::: EXERCISE MATERIAL

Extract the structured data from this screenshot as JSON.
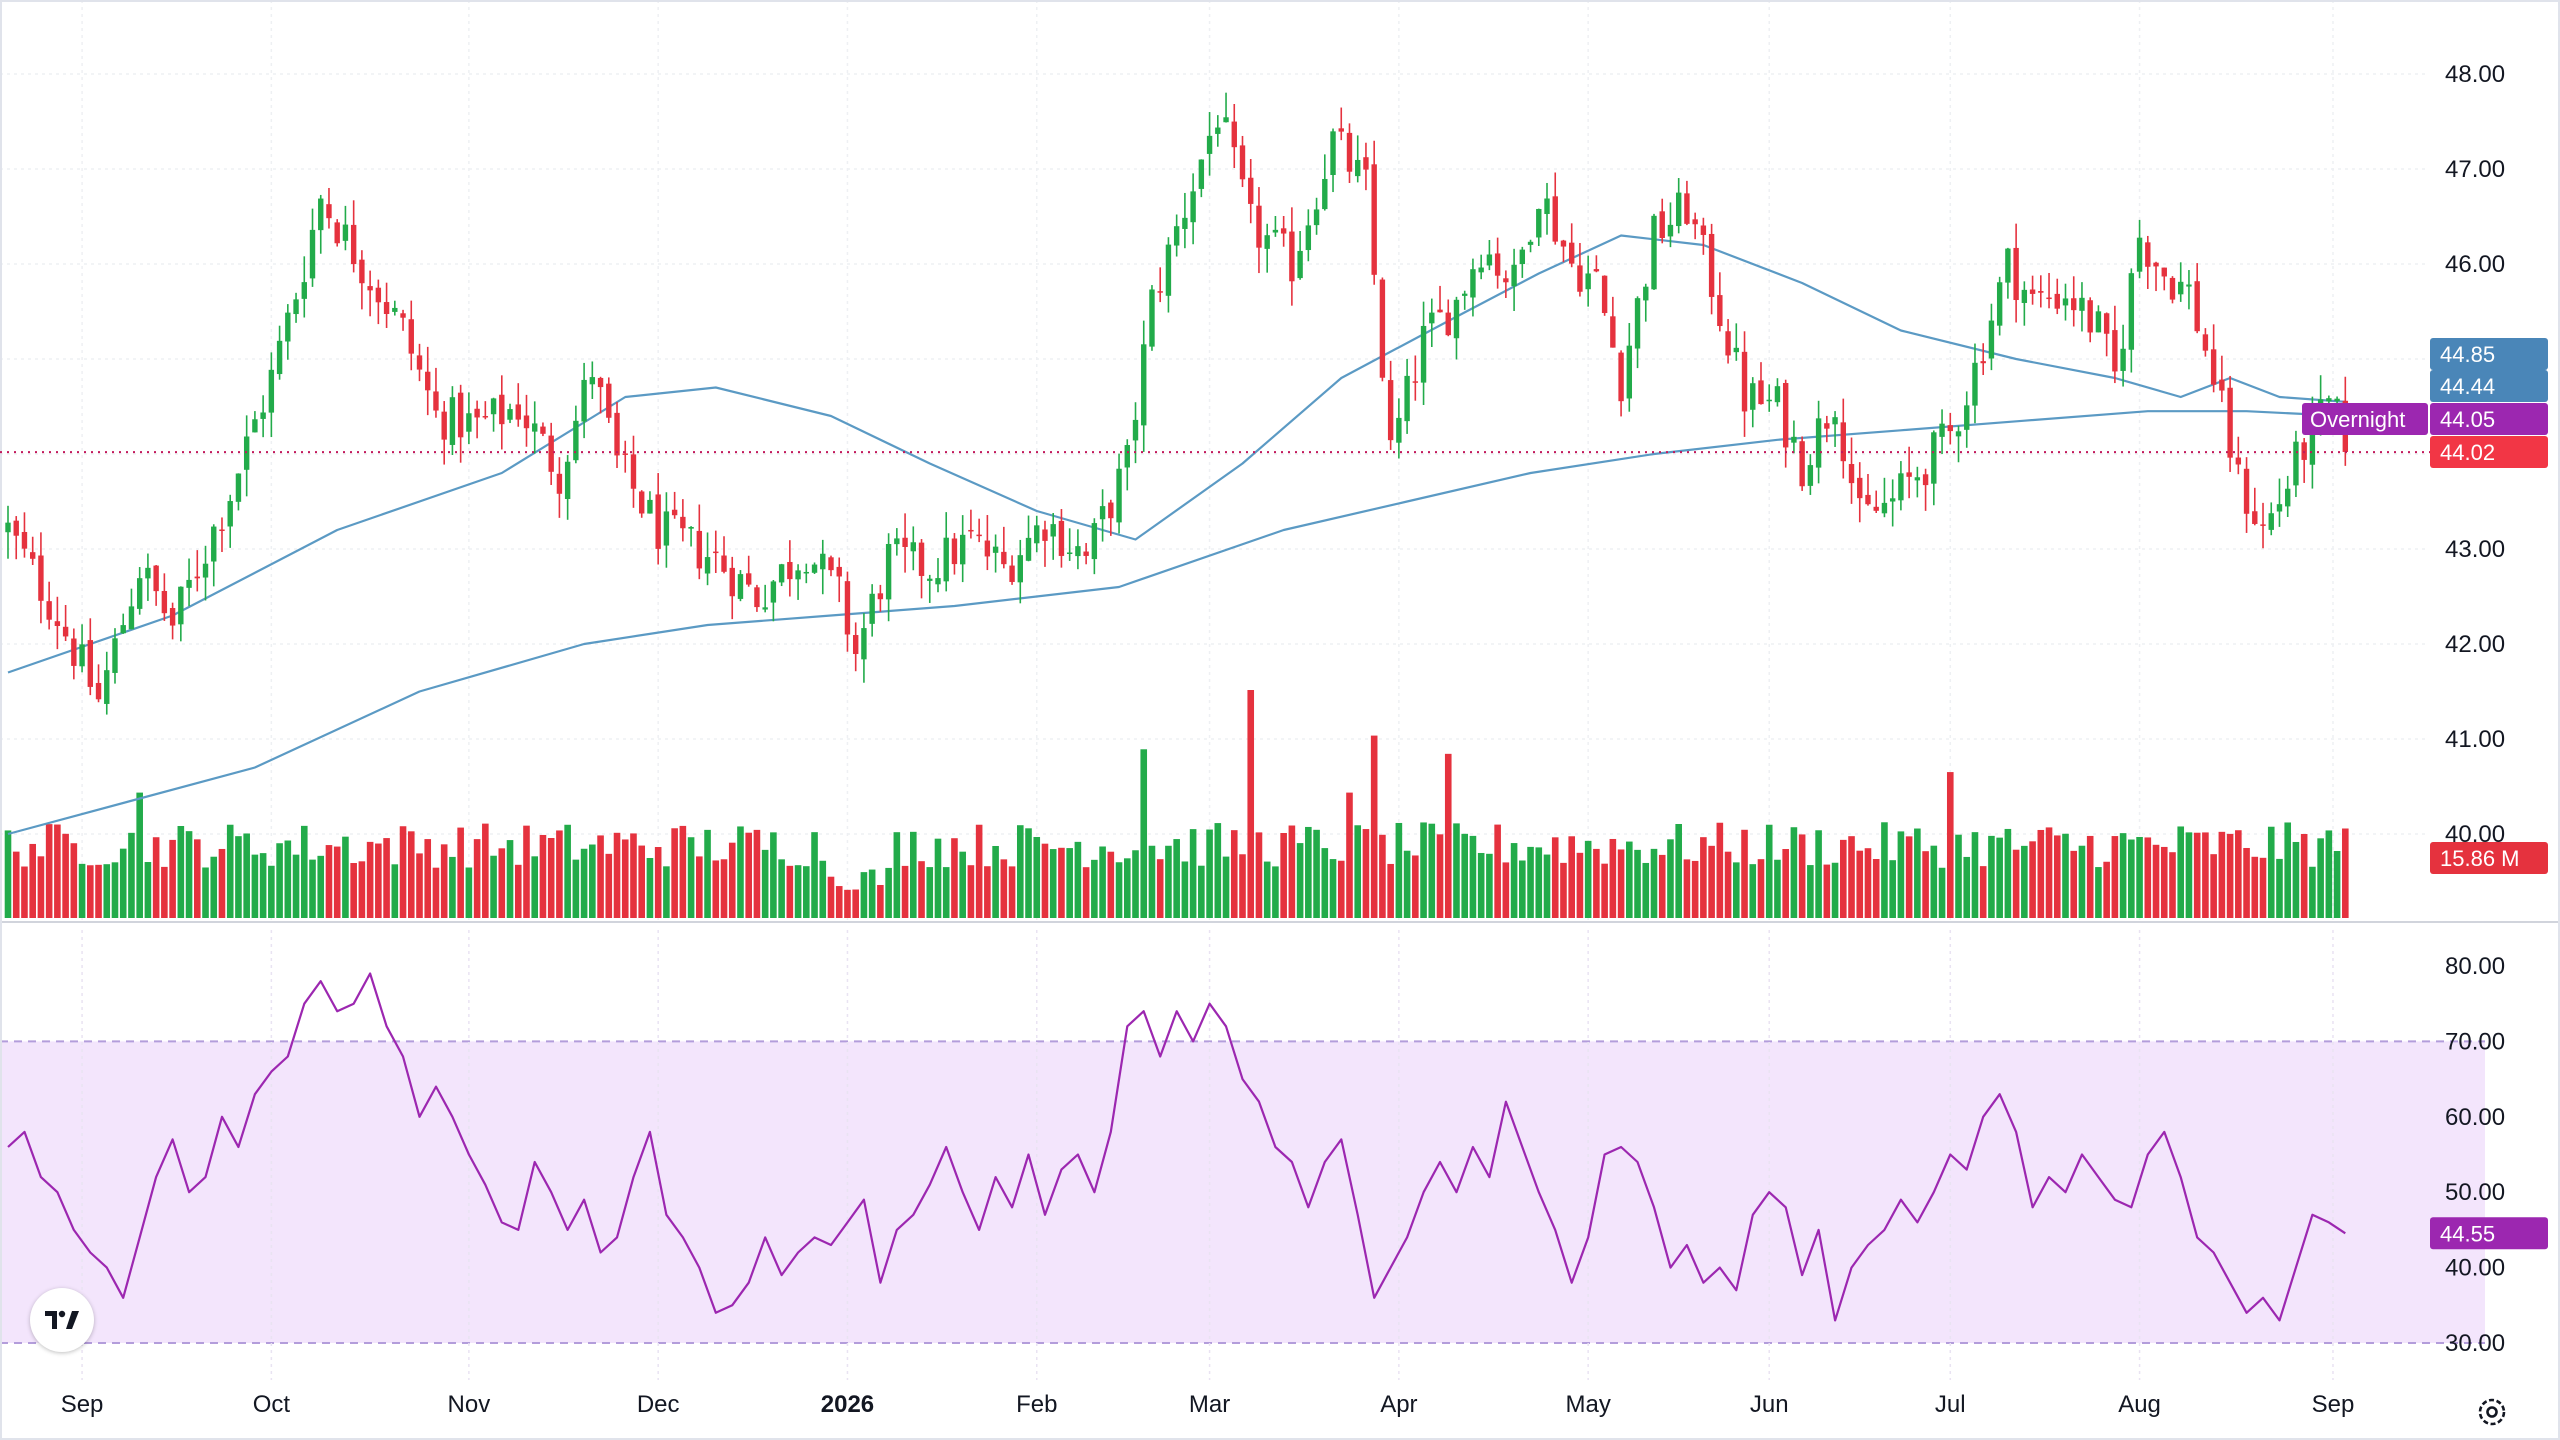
{
  "chart_data": [
    {
      "type": "candlestick",
      "panel": "price",
      "y_ticks": [
        "48.00",
        "47.00",
        "46.00",
        "45.00",
        "44.00",
        "43.00",
        "42.00",
        "41.00",
        "40.00"
      ],
      "ylim": [
        39.0,
        48.5
      ],
      "reference_line": 44.02,
      "price_tags": [
        {
          "value": 44.85,
          "text": "44.85",
          "color": "#4a86b8"
        },
        {
          "value": 44.44,
          "text": "44.44",
          "color": "#4a86b8"
        },
        {
          "value": 44.05,
          "text": "44.05",
          "label": "Overnight",
          "color": "#9c27b0"
        },
        {
          "value": 44.02,
          "text": "44.02",
          "color": "#f23645"
        }
      ],
      "anchors": [
        [
          0,
          43.2
        ],
        [
          6,
          42.3
        ],
        [
          11,
          41.4
        ],
        [
          16,
          42.8
        ],
        [
          20,
          42.2
        ],
        [
          27,
          43.6
        ],
        [
          32,
          44.8
        ],
        [
          36,
          46.0
        ],
        [
          38,
          46.7
        ],
        [
          43,
          46.0
        ],
        [
          48,
          45.3
        ],
        [
          52,
          44.4
        ],
        [
          57,
          44.3
        ],
        [
          62,
          44.5
        ],
        [
          67,
          43.8
        ],
        [
          71,
          44.9
        ],
        [
          74,
          43.9
        ],
        [
          79,
          43.2
        ],
        [
          86,
          42.9
        ],
        [
          91,
          42.5
        ],
        [
          97,
          43.0
        ],
        [
          101,
          42.5
        ],
        [
          103,
          41.9
        ],
        [
          107,
          42.9
        ],
        [
          112,
          42.8
        ],
        [
          117,
          43.1
        ],
        [
          121,
          42.8
        ],
        [
          126,
          43.3
        ],
        [
          131,
          42.9
        ],
        [
          136,
          43.9
        ],
        [
          139,
          45.6
        ],
        [
          143,
          46.6
        ],
        [
          147,
          47.6
        ],
        [
          151,
          46.4
        ],
        [
          156,
          46.0
        ],
        [
          161,
          47.3
        ],
        [
          165,
          46.8
        ],
        [
          168,
          44.0
        ],
        [
          172,
          45.2
        ],
        [
          176,
          45.6
        ],
        [
          179,
          46.2
        ],
        [
          183,
          45.8
        ],
        [
          186,
          46.8
        ],
        [
          190,
          46.0
        ],
        [
          193,
          45.8
        ],
        [
          196,
          44.8
        ],
        [
          200,
          46.3
        ],
        [
          204,
          46.6
        ],
        [
          207,
          45.8
        ],
        [
          211,
          44.6
        ],
        [
          215,
          44.5
        ],
        [
          218,
          43.9
        ],
        [
          222,
          44.6
        ],
        [
          225,
          43.3
        ],
        [
          229,
          43.5
        ],
        [
          232,
          43.8
        ],
        [
          236,
          44.2
        ],
        [
          239,
          44.9
        ],
        [
          243,
          46.0
        ],
        [
          246,
          45.6
        ],
        [
          250,
          45.7
        ],
        [
          254,
          45.3
        ],
        [
          256,
          44.8
        ],
        [
          259,
          46.3
        ],
        [
          262,
          45.9
        ],
        [
          265,
          45.7
        ],
        [
          268,
          44.8
        ],
        [
          271,
          43.7
        ],
        [
          274,
          43.2
        ],
        [
          276,
          43.5
        ],
        [
          279,
          44.1
        ],
        [
          282,
          44.5
        ],
        [
          284,
          44.2
        ]
      ],
      "candle_count": 285,
      "ma_short": [
        [
          0,
          41.7
        ],
        [
          20,
          42.3
        ],
        [
          40,
          43.2
        ],
        [
          60,
          43.8
        ],
        [
          75,
          44.6
        ],
        [
          86,
          44.7
        ],
        [
          100,
          44.4
        ],
        [
          112,
          43.9
        ],
        [
          125,
          43.4
        ],
        [
          137,
          43.1
        ],
        [
          150,
          43.9
        ],
        [
          162,
          44.8
        ],
        [
          175,
          45.4
        ],
        [
          186,
          45.9
        ],
        [
          196,
          46.3
        ],
        [
          206,
          46.2
        ],
        [
          218,
          45.8
        ],
        [
          230,
          45.3
        ],
        [
          244,
          45.0
        ],
        [
          256,
          44.8
        ],
        [
          264,
          44.6
        ],
        [
          270,
          44.8
        ],
        [
          276,
          44.6
        ],
        [
          284,
          44.55
        ]
      ],
      "ma_long": [
        [
          0,
          40.0
        ],
        [
          30,
          40.7
        ],
        [
          50,
          41.5
        ],
        [
          70,
          42.0
        ],
        [
          85,
          42.2
        ],
        [
          100,
          42.3
        ],
        [
          115,
          42.4
        ],
        [
          135,
          42.6
        ],
        [
          155,
          43.2
        ],
        [
          170,
          43.5
        ],
        [
          185,
          43.8
        ],
        [
          200,
          44.0
        ],
        [
          215,
          44.15
        ],
        [
          230,
          44.25
        ],
        [
          245,
          44.35
        ],
        [
          260,
          44.45
        ],
        [
          272,
          44.45
        ],
        [
          284,
          44.4
        ]
      ],
      "colors": {
        "up": "#22ab4a",
        "down": "#e5323e",
        "ma_short": "#5b9ac4",
        "ma_long": "#5b9ac4",
        "reference": "#c2185b"
      }
    },
    {
      "type": "bar",
      "panel": "volume",
      "last_value_text": "15.86 M",
      "spikes": [
        {
          "index": 151,
          "height": 1.0
        },
        {
          "index": 138,
          "height": 0.74
        },
        {
          "index": 166,
          "height": 0.8
        },
        {
          "index": 175,
          "height": 0.72
        },
        {
          "index": 236,
          "height": 0.64
        },
        {
          "index": 16,
          "height": 0.55
        },
        {
          "index": 163,
          "height": 0.55
        }
      ],
      "colors": {
        "up": "#22ab4a",
        "down": "#e5323e"
      }
    },
    {
      "type": "line",
      "panel": "rsi",
      "y_ticks": [
        "80.00",
        "70.00",
        "60.00",
        "50.00",
        "40.00",
        "30.00"
      ],
      "ylim": [
        28,
        82
      ],
      "band": [
        30,
        70
      ],
      "last_value": 44.55,
      "last_value_text": "44.55",
      "points": [
        [
          0,
          56
        ],
        [
          2,
          58
        ],
        [
          4,
          52
        ],
        [
          6,
          50
        ],
        [
          8,
          45
        ],
        [
          10,
          42
        ],
        [
          12,
          40
        ],
        [
          14,
          36
        ],
        [
          16,
          44
        ],
        [
          18,
          52
        ],
        [
          20,
          57
        ],
        [
          22,
          50
        ],
        [
          24,
          52
        ],
        [
          26,
          60
        ],
        [
          28,
          56
        ],
        [
          30,
          63
        ],
        [
          32,
          66
        ],
        [
          34,
          68
        ],
        [
          36,
          75
        ],
        [
          38,
          78
        ],
        [
          40,
          74
        ],
        [
          42,
          75
        ],
        [
          44,
          79
        ],
        [
          46,
          72
        ],
        [
          48,
          68
        ],
        [
          50,
          60
        ],
        [
          52,
          64
        ],
        [
          54,
          60
        ],
        [
          56,
          55
        ],
        [
          58,
          51
        ],
        [
          60,
          46
        ],
        [
          62,
          45
        ],
        [
          64,
          54
        ],
        [
          66,
          50
        ],
        [
          68,
          45
        ],
        [
          70,
          49
        ],
        [
          72,
          42
        ],
        [
          74,
          44
        ],
        [
          76,
          52
        ],
        [
          78,
          58
        ],
        [
          80,
          47
        ],
        [
          82,
          44
        ],
        [
          84,
          40
        ],
        [
          86,
          34
        ],
        [
          88,
          35
        ],
        [
          90,
          38
        ],
        [
          92,
          44
        ],
        [
          94,
          39
        ],
        [
          96,
          42
        ],
        [
          98,
          44
        ],
        [
          100,
          43
        ],
        [
          102,
          46
        ],
        [
          104,
          49
        ],
        [
          106,
          38
        ],
        [
          108,
          45
        ],
        [
          110,
          47
        ],
        [
          112,
          51
        ],
        [
          114,
          56
        ],
        [
          116,
          50
        ],
        [
          118,
          45
        ],
        [
          120,
          52
        ],
        [
          122,
          48
        ],
        [
          124,
          55
        ],
        [
          126,
          47
        ],
        [
          128,
          53
        ],
        [
          130,
          55
        ],
        [
          132,
          50
        ],
        [
          134,
          58
        ],
        [
          136,
          72
        ],
        [
          138,
          74
        ],
        [
          140,
          68
        ],
        [
          142,
          74
        ],
        [
          144,
          70
        ],
        [
          146,
          75
        ],
        [
          148,
          72
        ],
        [
          150,
          65
        ],
        [
          152,
          62
        ],
        [
          154,
          56
        ],
        [
          156,
          54
        ],
        [
          158,
          48
        ],
        [
          160,
          54
        ],
        [
          162,
          57
        ],
        [
          164,
          47
        ],
        [
          166,
          36
        ],
        [
          168,
          40
        ],
        [
          170,
          44
        ],
        [
          172,
          50
        ],
        [
          174,
          54
        ],
        [
          176,
          50
        ],
        [
          178,
          56
        ],
        [
          180,
          52
        ],
        [
          182,
          62
        ],
        [
          184,
          56
        ],
        [
          186,
          50
        ],
        [
          188,
          45
        ],
        [
          190,
          38
        ],
        [
          192,
          44
        ],
        [
          194,
          55
        ],
        [
          196,
          56
        ],
        [
          198,
          54
        ],
        [
          200,
          48
        ],
        [
          202,
          40
        ],
        [
          204,
          43
        ],
        [
          206,
          38
        ],
        [
          208,
          40
        ],
        [
          210,
          37
        ],
        [
          212,
          47
        ],
        [
          214,
          50
        ],
        [
          216,
          48
        ],
        [
          218,
          39
        ],
        [
          220,
          45
        ],
        [
          222,
          33
        ],
        [
          224,
          40
        ],
        [
          226,
          43
        ],
        [
          228,
          45
        ],
        [
          230,
          49
        ],
        [
          232,
          46
        ],
        [
          234,
          50
        ],
        [
          236,
          55
        ],
        [
          238,
          53
        ],
        [
          240,
          60
        ],
        [
          242,
          63
        ],
        [
          244,
          58
        ],
        [
          246,
          48
        ],
        [
          248,
          52
        ],
        [
          250,
          50
        ],
        [
          252,
          55
        ],
        [
          254,
          52
        ],
        [
          256,
          49
        ],
        [
          258,
          48
        ],
        [
          260,
          55
        ],
        [
          262,
          58
        ],
        [
          264,
          52
        ],
        [
          266,
          44
        ],
        [
          268,
          42
        ],
        [
          270,
          38
        ],
        [
          272,
          34
        ],
        [
          274,
          36
        ],
        [
          276,
          33
        ],
        [
          278,
          40
        ],
        [
          280,
          47
        ],
        [
          282,
          46
        ],
        [
          284,
          44.55
        ]
      ],
      "colors": {
        "line": "#9c27b0",
        "band_fill": "#f3e5fc",
        "band_border": "#b39ddb"
      }
    }
  ],
  "time_axis": [
    {
      "label": "Sep",
      "index": 9,
      "bold": false
    },
    {
      "label": "Oct",
      "index": 32,
      "bold": false
    },
    {
      "label": "Nov",
      "index": 56,
      "bold": false
    },
    {
      "label": "Dec",
      "index": 79,
      "bold": false
    },
    {
      "label": "2026",
      "index": 102,
      "bold": true
    },
    {
      "label": "Feb",
      "index": 125,
      "bold": false
    },
    {
      "label": "Mar",
      "index": 146,
      "bold": false
    },
    {
      "label": "Apr",
      "index": 169,
      "bold": false
    },
    {
      "label": "May",
      "index": 192,
      "bold": false
    },
    {
      "label": "Jun",
      "index": 214,
      "bold": false
    },
    {
      "label": "Jul",
      "index": 236,
      "bold": false
    },
    {
      "label": "Aug",
      "index": 259,
      "bold": false
    },
    {
      "label": "Sep",
      "index": 282.5,
      "bold": false
    }
  ],
  "icons": {
    "logo": "tradingview-logo-icon",
    "settings": "settings-gear-icon"
  }
}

::::::

**WHAT YOU WILL DO**
Read the entries and pick out all lines that include the word "type".

**REPLY TO THE TASK**
      "type": "candlestick",
      "type": "bar",
      "type": "line",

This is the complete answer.